Items listed in a dataset:
-----
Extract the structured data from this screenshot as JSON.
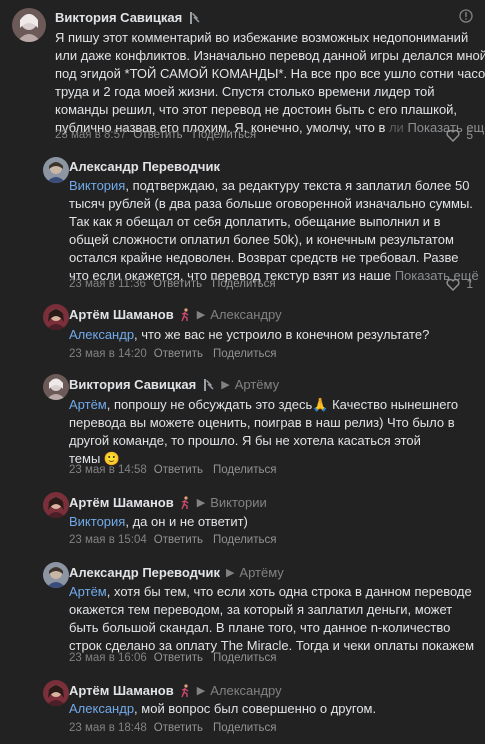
{
  "comments": [
    {
      "author": "Виктория Савицкая",
      "badge_icon": "wizard-staff-icon",
      "lines": [
        "Я пишу этот комментарий во избежание возможных недопониманий",
        "или даже конфликтов. Изначально перевод данной игры делался мной",
        "под эгидой *ТОЙ САМОЙ КОМАНДЫ*. На все про все ушло сотни часов",
        "труда и 2 года моей жизни. Спустя столько времени лидер той",
        "команды решил, что этот перевод не достоин быть с его плашкой,",
        "публично назвав его плохим. Я, конечно, умолчу, что в"
      ],
      "faded_tail": " в ли",
      "show_more": "Показать ещё",
      "date": "23 мая в 8:57",
      "reply_label": "Ответить",
      "share_label": "Поделиться",
      "likes": "5"
    },
    {
      "author": "Александр Переводчик",
      "mention": "Виктория",
      "lines": [
        ", подтверждаю, за редактуру текста я заплатил более 50",
        "тысяч рублей (в два раза больше оговоренной изначально суммы.",
        "Так как я обещал от себя доплатить, обещание выполнил и в",
        "общей сложности оплатил более 50k), и конечным результатом",
        "остался крайне недоволен. Возврат средств не требовал. Разве",
        "что если окажется, что перевод текстур взят из наше"
      ],
      "show_more": "Показать ещё",
      "date": "23 мая в 11:36",
      "reply_label": "Ответить",
      "share_label": "Поделиться",
      "likes": "1"
    },
    {
      "author": "Артём Шаманов",
      "badge_icon": "runner-icon",
      "reply_to": "Александру",
      "mention": "Александр",
      "lines": [
        ", что же вас не устроило в конечном результате?"
      ],
      "date": "23 мая в 14:20",
      "reply_label": "Ответить",
      "share_label": "Поделиться"
    },
    {
      "author": "Виктория Савицкая",
      "badge_icon": "wizard-staff-icon",
      "reply_to": "Артёму",
      "mention": "Артём",
      "lines": [
        ", попрошу не обсуждать это здесь🙏 Качество нынешнего",
        "перевода вы можете оценить, поиграв в наш релиз) Что было в",
        "другой команде, то прошло. Я бы не хотела касаться этой",
        "темы 🙂"
      ],
      "date": "23 мая в 14:58",
      "reply_label": "Ответить",
      "share_label": "Поделиться"
    },
    {
      "author": "Артём Шаманов",
      "badge_icon": "runner-icon",
      "reply_to": "Виктории",
      "mention": "Виктория",
      "lines": [
        ", да он и не ответит)"
      ],
      "date": "23 мая в 15:04",
      "reply_label": "Ответить",
      "share_label": "Поделиться"
    },
    {
      "author": "Александр Переводчик",
      "reply_to": "Артёму",
      "mention": "Артём",
      "lines": [
        ", хотя бы тем, что если хоть одна строка в данном переводе",
        "окажется тем переводом, за который я заплатил деньги, может",
        "быть большой скандал. В плане того, что данное n-количество",
        "строк сделано за оплату The Miracle. Тогда и чеки оплаты покажем"
      ],
      "date": "23 мая в 16:06",
      "reply_label": "Ответить",
      "share_label": "Поделиться"
    },
    {
      "author": "Артём Шаманов",
      "badge_icon": "runner-icon",
      "reply_to": "Александру",
      "mention": "Александр",
      "lines": [
        ", мой вопрос был совершенно о другом."
      ],
      "date": "23 мая в 18:48",
      "reply_label": "Ответить",
      "share_label": "Поделиться"
    }
  ],
  "colors": {
    "background": "#222222",
    "text": "#e1e3e6",
    "mention": "#71aaeb",
    "secondary": "#828282"
  }
}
-----
Problem details:
Leave out the pictures and give the rest of the records again exactly.

The result:
Extract the structured data from this screenshot as JSON.
{
  "comments": [
    {
      "author": "Виктория Савицкая",
      "badge_icon": "wizard-staff-icon",
      "lines": [
        "Я пишу этот комментарий во избежание возможных недопониманий",
        "или даже конфликтов. Изначально перевод данной игры делался мной",
        "под эгидой *ТОЙ САМОЙ КОМАНДЫ*. На все про все ушло сотни часов",
        "труда и 2 года моей жизни. Спустя столько времени лидер той",
        "команды решил, что этот перевод не достоин быть с его плашкой,",
        "публично назвав его плохим. Я, конечно, умолчу, что в"
      ],
      "faded_tail": " в ли",
      "show_more": "Показать ещё",
      "date": "23 мая в 8:57",
      "reply_label": "Ответить",
      "share_label": "Поделиться",
      "likes": "5"
    },
    {
      "author": "Александр Переводчик",
      "mention": "Виктория",
      "lines": [
        ", подтверждаю, за редактуру текста я заплатил более 50",
        "тысяч рублей (в два раза больше оговоренной изначально суммы.",
        "Так как я обещал от себя доплатить, обещание выполнил и в",
        "общей сложности оплатил более 50k), и конечным результатом",
        "остался крайне недоволен. Возврат средств не требовал. Разве",
        "что если окажется, что перевод текстур взят из наше"
      ],
      "show_more": "Показать ещё",
      "date": "23 мая в 11:36",
      "reply_label": "Ответить",
      "share_label": "Поделиться",
      "likes": "1"
    },
    {
      "author": "Артём Шаманов",
      "badge_icon": "runner-icon",
      "reply_to": "Александру",
      "mention": "Александр",
      "lines": [
        ", что же вас не устроило в конечном результате?"
      ],
      "date": "23 мая в 14:20",
      "reply_label": "Ответить",
      "share_label": "Поделиться"
    },
    {
      "author": "Виктория Савицкая",
      "badge_icon": "wizard-staff-icon",
      "reply_to": "Артёму",
      "mention": "Артём",
      "lines": [
        ", попрошу не обсуждать это здесь🙏 Качество нынешнего",
        "перевода вы можете оценить, поиграв в наш релиз) Что было в",
        "другой команде, то прошло. Я бы не хотела касаться этой",
        "темы 🙂"
      ],
      "date": "23 мая в 14:58",
      "reply_label": "Ответить",
      "share_label": "Поделиться"
    },
    {
      "author": "Артём Шаманов",
      "badge_icon": "runner-icon",
      "reply_to": "Виктории",
      "mention": "Виктория",
      "lines": [
        ", да он и не ответит)"
      ],
      "date": "23 мая в 15:04",
      "reply_label": "Ответить",
      "share_label": "Поделиться"
    },
    {
      "author": "Александр Переводчик",
      "reply_to": "Артёму",
      "mention": "Артём",
      "lines": [
        ", хотя бы тем, что если хоть одна строка в данном переводе",
        "окажется тем переводом, за который я заплатил деньги, может",
        "быть большой скандал. В плане того, что данное n-количество",
        "строк сделано за оплату The Miracle. Тогда и чеки оплаты покажем"
      ],
      "date": "23 мая в 16:06",
      "reply_label": "Ответить",
      "share_label": "Поделиться"
    },
    {
      "author": "Артём Шаманов",
      "badge_icon": "runner-icon",
      "reply_to": "Александру",
      "mention": "Александр",
      "lines": [
        ", мой вопрос был совершенно о другом."
      ],
      "date": "23 мая в 18:48",
      "reply_label": "Ответить",
      "share_label": "Поделиться"
    }
  ],
  "colors": {
    "background": "#222222",
    "text": "#e1e3e6",
    "mention": "#71aaeb",
    "secondary": "#828282"
  }
}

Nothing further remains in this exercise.